> _EXTRACTED MATERIAL_:
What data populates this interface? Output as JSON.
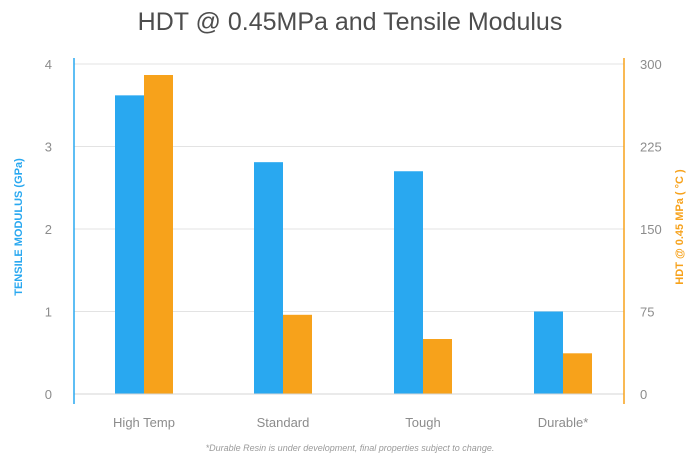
{
  "chart_data": {
    "type": "bar",
    "title": "HDT @ 0.45MPa and Tensile Modulus",
    "footnote": "*Durable Resin is under development, final properties subject to change.",
    "categories": [
      "High Temp",
      "Standard",
      "Tough",
      "Durable*"
    ],
    "series": [
      {
        "name": "TENSILE MODULUS (GPa)",
        "axis": "left",
        "color": "#29a8f0",
        "values": [
          3.62,
          2.81,
          2.7,
          1.0
        ]
      },
      {
        "name": "HDT @ 0.45 MPa ( °C )",
        "axis": "right",
        "color": "#f7a21b",
        "values": [
          290,
          72,
          50,
          37
        ]
      }
    ],
    "left_axis": {
      "label": "TENSILE MODULUS (GPa)",
      "ticks": [
        "0",
        "1",
        "2",
        "3",
        "4"
      ],
      "range": [
        0,
        4
      ],
      "color": "#29a8f0"
    },
    "right_axis": {
      "label": "HDT @ 0.45 MPa ( °C )",
      "ticks": [
        "0",
        "75",
        "150",
        "225",
        "300"
      ],
      "range": [
        0,
        300
      ],
      "color": "#f7a21b"
    },
    "grid": true,
    "legend": "none"
  }
}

> _WHAT TO PRODUCE_: Pull every line containing "name" from the material above.

> _ANSWER BELOW_:
        "name": "TENSILE MODULUS (GPa)",
        "name": "HDT @ 0.45 MPa ( °C )",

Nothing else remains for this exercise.